### [WHAT IS BEING ASKED]
Pictures are not part of the copy; repeat everything else in the records exactly.

>> start PROVIDED DATA

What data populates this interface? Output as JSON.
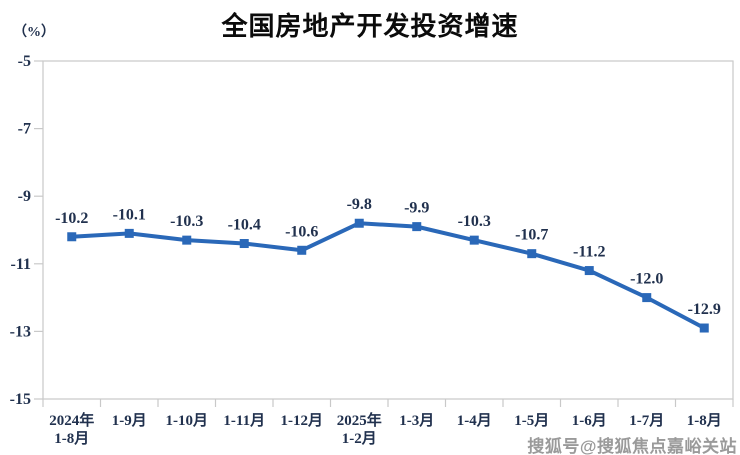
{
  "chart": {
    "title": "全国房地产开发投资增速",
    "unit": "（%）"
  },
  "watermark": {
    "text": "搜狐号@搜狐焦点嘉峪关站"
  },
  "chart_data": {
    "type": "line",
    "title": "全国房地产开发投资增速",
    "ylabel": "（%）",
    "xlabel": "",
    "categories": [
      "2024年\n1-8月",
      "1-9月",
      "1-10月",
      "1-11月",
      "1-12月",
      "2025年\n1-2月",
      "1-3月",
      "1-4月",
      "1-5月",
      "1-6月",
      "1-7月",
      "1-8月"
    ],
    "values": [
      -10.2,
      -10.1,
      -10.3,
      -10.4,
      -10.6,
      -9.8,
      -9.9,
      -10.3,
      -10.7,
      -11.2,
      -12.0,
      -12.9
    ],
    "ylim": [
      -15,
      -5
    ],
    "yticks": [
      -5,
      -7,
      -9,
      -11,
      -13,
      -15
    ],
    "grid": false,
    "legend": false,
    "marker": "square",
    "line_color": "#2a68b8",
    "axis_color": "#c9c9c9",
    "label_color": "#21314e"
  }
}
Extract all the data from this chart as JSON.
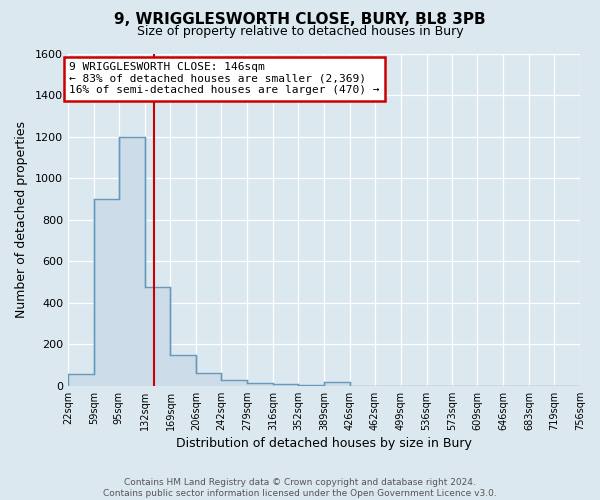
{
  "title_line1": "9, WRIGGLESWORTH CLOSE, BURY, BL8 3PB",
  "title_line2": "Size of property relative to detached houses in Bury",
  "xlabel": "Distribution of detached houses by size in Bury",
  "ylabel": "Number of detached properties",
  "property_size": 146,
  "annotation_line1": "9 WRIGGLESWORTH CLOSE: 146sqm",
  "annotation_line2": "← 83% of detached houses are smaller (2,369)",
  "annotation_line3": "16% of semi-detached houses are larger (470) →",
  "footer_line1": "Contains HM Land Registry data © Crown copyright and database right 2024.",
  "footer_line2": "Contains public sector information licensed under the Open Government Licence v3.0.",
  "bin_edges": [
    22,
    59,
    95,
    132,
    169,
    206,
    242,
    279,
    316,
    352,
    389,
    426,
    462,
    499,
    536,
    573,
    609,
    646,
    683,
    719,
    756
  ],
  "bar_heights": [
    55,
    900,
    1200,
    475,
    150,
    60,
    30,
    15,
    10,
    5,
    20,
    0,
    0,
    0,
    0,
    0,
    0,
    0,
    0,
    0
  ],
  "bar_face_color": "#ccdce8",
  "bar_edge_color": "#6699bb",
  "vline_color": "#cc0000",
  "vline_x": 146,
  "ylim": [
    0,
    1600
  ],
  "yticks": [
    0,
    200,
    400,
    600,
    800,
    1000,
    1200,
    1400,
    1600
  ],
  "background_color": "#dce8f0",
  "grid_color": "#ffffff",
  "annotation_box_color": "#ffffff",
  "annotation_box_edge": "#cc0000",
  "tick_label_size": 8,
  "axis_label_size": 9,
  "title1_size": 11,
  "title2_size": 9,
  "footer_size": 6.5
}
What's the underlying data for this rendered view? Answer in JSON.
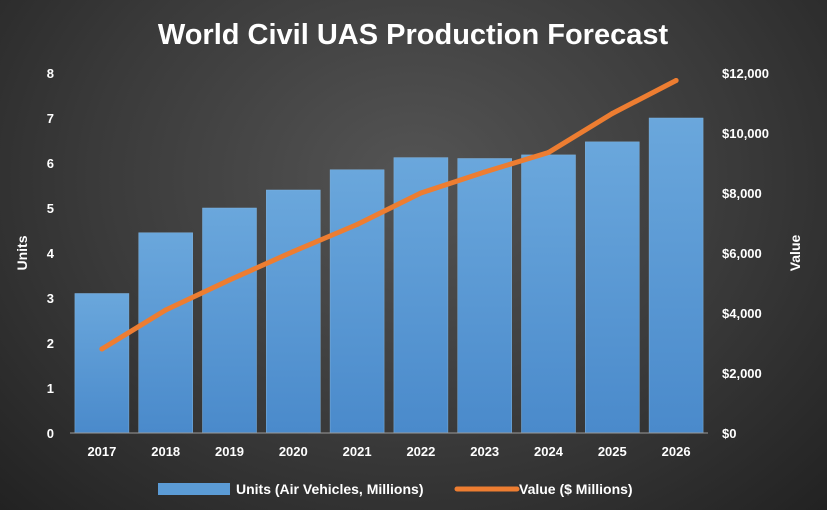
{
  "chart_data": {
    "type": "bar",
    "title": "World Civil UAS Production Forecast",
    "categories": [
      "2017",
      "2018",
      "2019",
      "2020",
      "2021",
      "2022",
      "2023",
      "2024",
      "2025",
      "2026"
    ],
    "series": [
      {
        "name": "Units (Air Vehicles, Millions)",
        "type": "bar",
        "axis": "left",
        "color": "#5b9bd5",
        "values": [
          3.1,
          4.45,
          5.0,
          5.4,
          5.85,
          6.12,
          6.1,
          6.18,
          6.47,
          7.0
        ]
      },
      {
        "name": "Value ($ Millions)",
        "type": "line",
        "axis": "right",
        "color": "#ed7d31",
        "values": [
          2800,
          4100,
          5100,
          6050,
          6950,
          8000,
          8700,
          9350,
          10650,
          11750
        ]
      }
    ],
    "ylabel": "Units",
    "ylim": [
      0,
      8
    ],
    "yticks": [
      "0",
      "1",
      "2",
      "3",
      "4",
      "5",
      "6",
      "7",
      "8"
    ],
    "y2label": "Value",
    "y2lim": [
      0,
      12000
    ],
    "y2ticks": [
      "$0",
      "$2,000",
      "$4,000",
      "$6,000",
      "$8,000",
      "$10,000",
      "$12,000"
    ],
    "grid": false,
    "legend": "bottom"
  }
}
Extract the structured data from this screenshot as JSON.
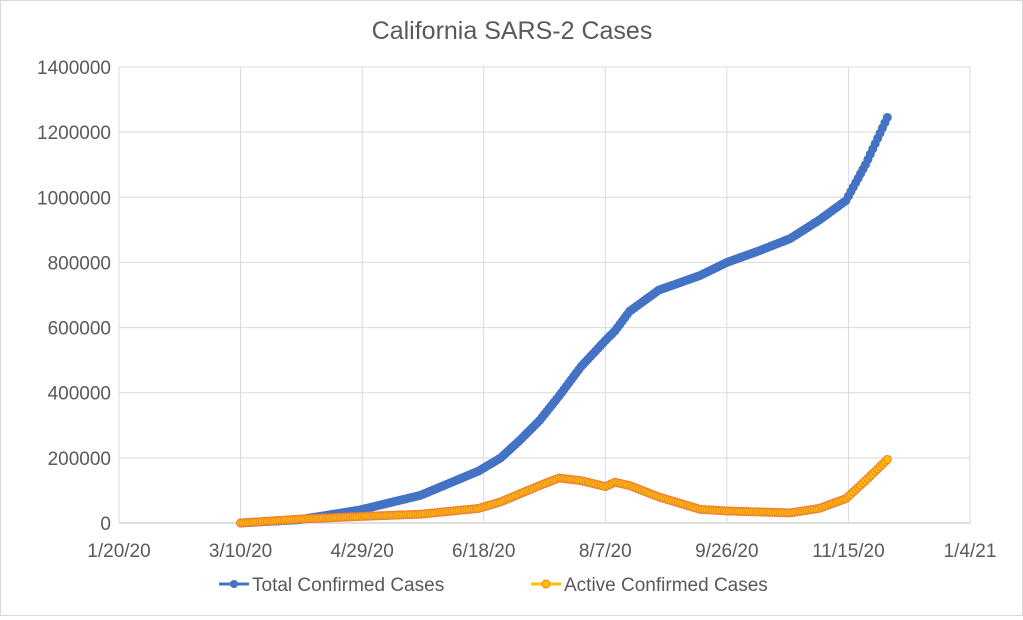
{
  "chart_data": {
    "type": "line",
    "title": "California SARS-2 Cases",
    "xlabel": "",
    "ylabel": "",
    "x_tick_labels": [
      "1/20/20",
      "3/10/20",
      "4/29/20",
      "6/18/20",
      "8/7/20",
      "9/26/20",
      "11/15/20",
      "1/4/21"
    ],
    "y_tick_labels": [
      "0",
      "200000",
      "400000",
      "600000",
      "800000",
      "1000000",
      "1200000",
      "1400000"
    ],
    "xlim_days_since_2020_01_20": [
      0,
      350
    ],
    "ylim": [
      0,
      1400000
    ],
    "grid": true,
    "legend_position": "bottom",
    "x_days_since_2020_01_20": [
      50,
      74,
      99,
      124,
      148,
      157,
      165,
      173,
      181,
      190,
      200,
      204,
      210,
      222,
      239,
      250,
      263,
      276,
      288,
      299,
      307,
      316
    ],
    "series": [
      {
        "name": "Total Confirmed Cases",
        "color": "#4472C4",
        "values": [
          0,
          10000,
          40000,
          85000,
          160000,
          200000,
          255000,
          315000,
          390000,
          480000,
          560000,
          590000,
          650000,
          715000,
          760000,
          800000,
          835000,
          873000,
          930000,
          990000,
          1100000,
          1245000
        ]
      },
      {
        "name": "Active Confirmed Cases",
        "color": "#ED7D31",
        "marker_fill": "#FFC000",
        "values": [
          0,
          12000,
          20000,
          27000,
          45000,
          65000,
          90000,
          115000,
          138000,
          130000,
          112000,
          125000,
          115000,
          80000,
          42000,
          37000,
          34000,
          31000,
          45000,
          75000,
          130000,
          195000
        ]
      }
    ]
  }
}
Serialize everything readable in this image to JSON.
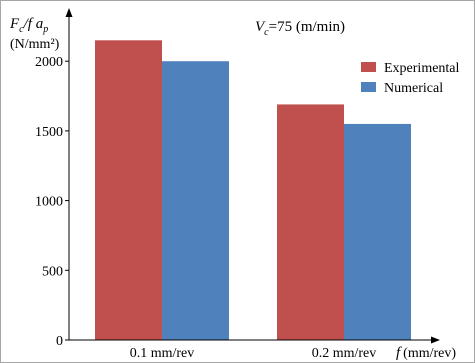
{
  "chart_data": {
    "type": "bar",
    "annotation": "=75 (m/min)",
    "annotation_symbol": "V",
    "annotation_subscript": "c",
    "ylabel_parts": {
      "F": "F",
      "sub_c": "c",
      "slash_f": "/f a",
      "sub_p": "p"
    },
    "yunit": "(N/mm²)",
    "xlabel_symbol": "f",
    "xlabel_unit": "(mm/rev)",
    "categories": [
      "0.1 mm/rev",
      "0.2 mm/rev"
    ],
    "series": [
      {
        "name": "Experimental",
        "values": [
          2150,
          1690
        ]
      },
      {
        "name": "Numerical",
        "values": [
          2000,
          1550
        ]
      }
    ],
    "yticks": [
      0,
      500,
      1000,
      1500,
      2000
    ],
    "ytick_labels": [
      "0",
      "500",
      "1000",
      "1500",
      "2000"
    ],
    "ylim": [
      0,
      2350
    ],
    "grid": false,
    "legend_position": "top-right",
    "colors": {
      "Experimental": "#c0504d",
      "Numerical": "#4f81bd",
      "axis": "#000000"
    }
  }
}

>> end PROVIDED DATA

### [WORKED ANSWER]
What data populates this interface? Output as JSON.
{
  "chart": {
    "title": "全国房地产开发投资增速",
    "unit": "（%）"
  },
  "watermark": {
    "text": "搜狐号@搜狐焦点嘉峪关站"
  },
  "chart_data": {
    "type": "line",
    "title": "全国房地产开发投资增速",
    "ylabel": "（%）",
    "xlabel": "",
    "categories": [
      "2024年\n1-8月",
      "1-9月",
      "1-10月",
      "1-11月",
      "1-12月",
      "2025年\n1-2月",
      "1-3月",
      "1-4月",
      "1-5月",
      "1-6月",
      "1-7月",
      "1-8月"
    ],
    "values": [
      -10.2,
      -10.1,
      -10.3,
      -10.4,
      -10.6,
      -9.8,
      -9.9,
      -10.3,
      -10.7,
      -11.2,
      -12.0,
      -12.9
    ],
    "ylim": [
      -15,
      -5
    ],
    "yticks": [
      -5,
      -7,
      -9,
      -11,
      -13,
      -15
    ],
    "grid": false,
    "legend": false,
    "marker": "square",
    "line_color": "#2a68b8",
    "axis_color": "#c9c9c9",
    "label_color": "#21314e"
  }
}
Extract all the data from this chart as JSON.
{
  "title_line1": "9, WRIGGLESWORTH CLOSE, BURY, BL8 3PB",
  "title_line2": "Size of property relative to detached houses in Bury",
  "xlabel": "Distribution of detached houses by size in Bury",
  "ylabel": "Number of detached properties",
  "property_size": 146,
  "annotation_line1": "9 WRIGGLESWORTH CLOSE: 146sqm",
  "annotation_line2": "← 83% of detached houses are smaller (2,369)",
  "annotation_line3": "16% of semi-detached houses are larger (470) →",
  "footer_line1": "Contains HM Land Registry data © Crown copyright and database right 2024.",
  "footer_line2": "Contains public sector information licensed under the Open Government Licence v3.0.",
  "bin_edges": [
    22,
    59,
    95,
    132,
    169,
    206,
    242,
    279,
    316,
    352,
    389,
    426,
    462,
    499,
    536,
    573,
    609,
    646,
    683,
    719,
    756
  ],
  "bar_heights": [
    55,
    900,
    1200,
    475,
    150,
    60,
    30,
    15,
    10,
    5,
    20,
    0,
    0,
    0,
    0,
    0,
    0,
    0,
    0,
    0
  ],
  "bar_face_color": "#ccdce8",
  "bar_edge_color": "#6699bb",
  "vline_color": "#cc0000",
  "vline_x": 146,
  "ylim": [
    0,
    1600
  ],
  "yticks": [
    0,
    200,
    400,
    600,
    800,
    1000,
    1200,
    1400,
    1600
  ],
  "background_color": "#dce8f0",
  "grid_color": "#ffffff",
  "annotation_box_color": "#ffffff",
  "annotation_box_edge": "#cc0000",
  "tick_label_size": 8,
  "axis_label_size": 9,
  "title1_size": 11,
  "title2_size": 9,
  "footer_size": 6.5
}
What's the underlying data for this rendered view? Answer in JSON.
{
  "chart_data": {
    "type": "bar",
    "title": "World Civil UAS Production Forecast",
    "categories": [
      "2017",
      "2018",
      "2019",
      "2020",
      "2021",
      "2022",
      "2023",
      "2024",
      "2025",
      "2026"
    ],
    "series": [
      {
        "name": "Units (Air Vehicles, Millions)",
        "type": "bar",
        "axis": "left",
        "color": "#5b9bd5",
        "values": [
          3.1,
          4.45,
          5.0,
          5.4,
          5.85,
          6.12,
          6.1,
          6.18,
          6.47,
          7.0
        ]
      },
      {
        "name": "Value ($ Millions)",
        "type": "line",
        "axis": "right",
        "color": "#ed7d31",
        "values": [
          2800,
          4100,
          5100,
          6050,
          6950,
          8000,
          8700,
          9350,
          10650,
          11750
        ]
      }
    ],
    "ylabel": "Units",
    "ylim": [
      0,
      8
    ],
    "yticks": [
      "0",
      "1",
      "2",
      "3",
      "4",
      "5",
      "6",
      "7",
      "8"
    ],
    "y2label": "Value",
    "y2lim": [
      0,
      12000
    ],
    "y2ticks": [
      "$0",
      "$2,000",
      "$4,000",
      "$6,000",
      "$8,000",
      "$10,000",
      "$12,000"
    ],
    "grid": false,
    "legend": "bottom"
  }
}
Extract the structured data from this screenshot as JSON.
{
  "chart_data": {
    "type": "line",
    "title": "California SARS-2 Cases",
    "xlabel": "",
    "ylabel": "",
    "x_tick_labels": [
      "1/20/20",
      "3/10/20",
      "4/29/20",
      "6/18/20",
      "8/7/20",
      "9/26/20",
      "11/15/20",
      "1/4/21"
    ],
    "y_tick_labels": [
      "0",
      "200000",
      "400000",
      "600000",
      "800000",
      "1000000",
      "1200000",
      "1400000"
    ],
    "xlim_days_since_2020_01_20": [
      0,
      350
    ],
    "ylim": [
      0,
      1400000
    ],
    "grid": true,
    "legend_position": "bottom",
    "x_days_since_2020_01_20": [
      50,
      74,
      99,
      124,
      148,
      157,
      165,
      173,
      181,
      190,
      200,
      204,
      210,
      222,
      239,
      250,
      263,
      276,
      288,
      299,
      307,
      316
    ],
    "series": [
      {
        "name": "Total Confirmed Cases",
        "color": "#4472C4",
        "values": [
          0,
          10000,
          40000,
          85000,
          160000,
          200000,
          255000,
          315000,
          390000,
          480000,
          560000,
          590000,
          650000,
          715000,
          760000,
          800000,
          835000,
          873000,
          930000,
          990000,
          1100000,
          1245000
        ]
      },
      {
        "name": "Active Confirmed Cases",
        "color": "#ED7D31",
        "marker_fill": "#FFC000",
        "values": [
          0,
          12000,
          20000,
          27000,
          45000,
          65000,
          90000,
          115000,
          138000,
          130000,
          112000,
          125000,
          115000,
          80000,
          42000,
          37000,
          34000,
          31000,
          45000,
          75000,
          130000,
          195000
        ]
      }
    ]
  }
}
Serialize everything readable in this image to JSON.
{
  "chart_data": {
    "type": "bar",
    "annotation": "=75 (m/min)",
    "annotation_symbol": "V",
    "annotation_subscript": "c",
    "ylabel_parts": {
      "F": "F",
      "sub_c": "c",
      "slash_f": "/f a",
      "sub_p": "p"
    },
    "yunit": "(N/mm²)",
    "xlabel_symbol": "f",
    "xlabel_unit": "(mm/rev)",
    "categories": [
      "0.1 mm/rev",
      "0.2 mm/rev"
    ],
    "series": [
      {
        "name": "Experimental",
        "values": [
          2150,
          1690
        ]
      },
      {
        "name": "Numerical",
        "values": [
          2000,
          1550
        ]
      }
    ],
    "yticks": [
      0,
      500,
      1000,
      1500,
      2000
    ],
    "ytick_labels": [
      "0",
      "500",
      "1000",
      "1500",
      "2000"
    ],
    "ylim": [
      0,
      2350
    ],
    "grid": false,
    "legend_position": "top-right",
    "colors": {
      "Experimental": "#c0504d",
      "Numerical": "#4f81bd",
      "axis": "#000000"
    }
  }
}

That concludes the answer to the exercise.